## Begin
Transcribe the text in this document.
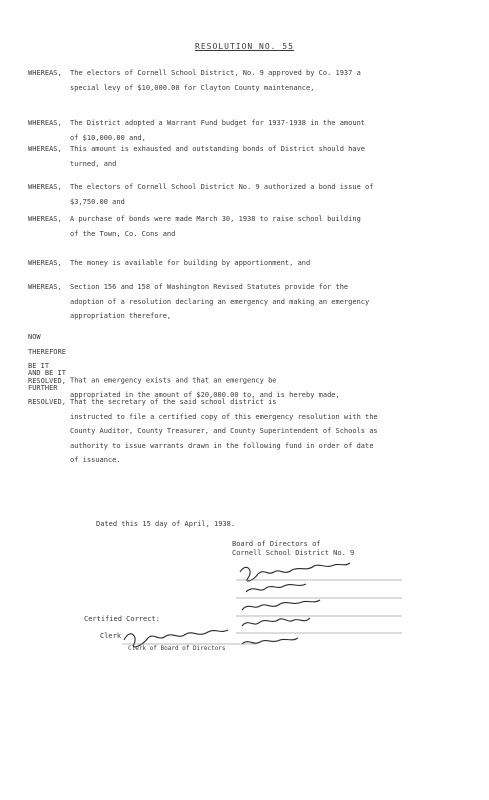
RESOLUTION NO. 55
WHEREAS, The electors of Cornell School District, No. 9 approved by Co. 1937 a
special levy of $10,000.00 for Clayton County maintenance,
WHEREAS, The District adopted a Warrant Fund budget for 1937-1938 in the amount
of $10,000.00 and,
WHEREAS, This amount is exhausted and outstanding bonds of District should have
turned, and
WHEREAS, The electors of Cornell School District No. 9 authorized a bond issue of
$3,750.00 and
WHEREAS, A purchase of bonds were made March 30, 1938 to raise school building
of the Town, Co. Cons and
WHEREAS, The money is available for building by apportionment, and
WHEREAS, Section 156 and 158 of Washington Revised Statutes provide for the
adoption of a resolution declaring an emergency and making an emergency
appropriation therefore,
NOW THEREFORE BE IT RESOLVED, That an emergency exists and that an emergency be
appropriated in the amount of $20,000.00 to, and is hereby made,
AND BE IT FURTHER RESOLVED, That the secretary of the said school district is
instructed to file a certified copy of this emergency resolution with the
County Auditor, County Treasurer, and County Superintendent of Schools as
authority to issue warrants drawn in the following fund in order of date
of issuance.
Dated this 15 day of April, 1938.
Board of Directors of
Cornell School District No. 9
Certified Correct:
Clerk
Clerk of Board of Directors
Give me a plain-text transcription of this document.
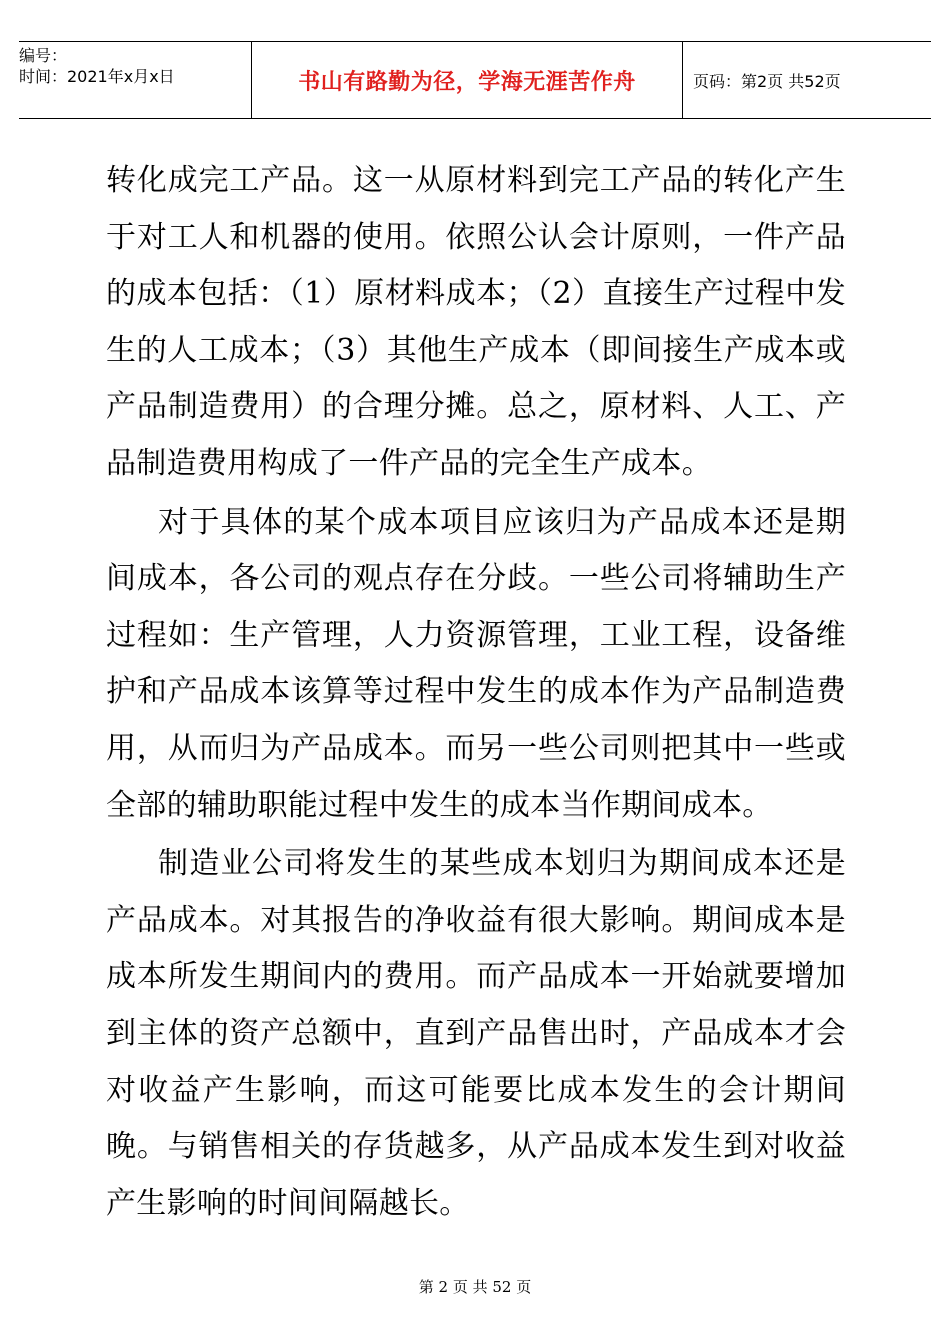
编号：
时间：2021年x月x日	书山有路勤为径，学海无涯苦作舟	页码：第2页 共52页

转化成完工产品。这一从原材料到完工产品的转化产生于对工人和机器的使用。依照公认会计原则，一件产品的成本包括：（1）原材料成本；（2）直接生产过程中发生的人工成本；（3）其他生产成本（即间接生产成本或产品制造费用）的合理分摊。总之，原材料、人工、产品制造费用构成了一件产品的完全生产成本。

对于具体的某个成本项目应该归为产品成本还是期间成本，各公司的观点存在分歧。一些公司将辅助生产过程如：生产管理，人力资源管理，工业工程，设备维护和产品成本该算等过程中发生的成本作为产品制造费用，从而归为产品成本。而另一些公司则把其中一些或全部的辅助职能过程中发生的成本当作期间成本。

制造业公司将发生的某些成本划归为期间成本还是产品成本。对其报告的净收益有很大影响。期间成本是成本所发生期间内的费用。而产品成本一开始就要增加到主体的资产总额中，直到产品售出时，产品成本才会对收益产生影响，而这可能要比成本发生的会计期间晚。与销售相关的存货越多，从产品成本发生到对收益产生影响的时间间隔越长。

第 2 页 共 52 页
## End
## Begin
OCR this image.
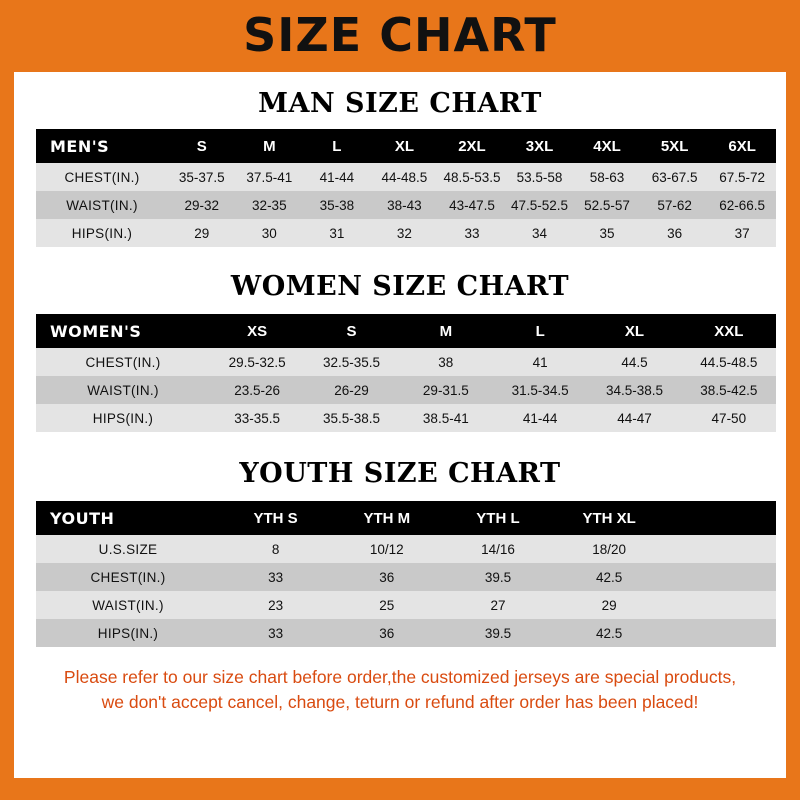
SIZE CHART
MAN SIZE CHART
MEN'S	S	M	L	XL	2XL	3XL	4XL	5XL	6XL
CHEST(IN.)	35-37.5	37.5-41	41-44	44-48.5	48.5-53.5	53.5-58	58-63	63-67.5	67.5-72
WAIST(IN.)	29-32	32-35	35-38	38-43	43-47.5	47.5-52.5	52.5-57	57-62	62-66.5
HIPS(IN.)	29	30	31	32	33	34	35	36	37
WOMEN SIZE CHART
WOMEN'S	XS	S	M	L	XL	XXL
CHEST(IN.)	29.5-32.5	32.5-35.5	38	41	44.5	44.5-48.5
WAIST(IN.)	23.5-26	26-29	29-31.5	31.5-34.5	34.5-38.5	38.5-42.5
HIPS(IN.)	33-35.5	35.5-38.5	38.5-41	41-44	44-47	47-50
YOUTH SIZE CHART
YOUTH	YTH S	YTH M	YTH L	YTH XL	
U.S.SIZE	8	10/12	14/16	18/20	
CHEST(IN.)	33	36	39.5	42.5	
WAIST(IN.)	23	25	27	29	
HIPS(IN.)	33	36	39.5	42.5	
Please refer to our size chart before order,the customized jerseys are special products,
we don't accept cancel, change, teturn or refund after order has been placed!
## End
Your task is to gather all lines from the entries above that hold the word "order".

• _ANSWER TO THIS EXERCISE_:
authority to issue warrants drawn in the following fund in order of date
Please refer to our size chart before order,the customized jerseys are special products,
we don't accept cancel, change, teturn or refund after order has been placed!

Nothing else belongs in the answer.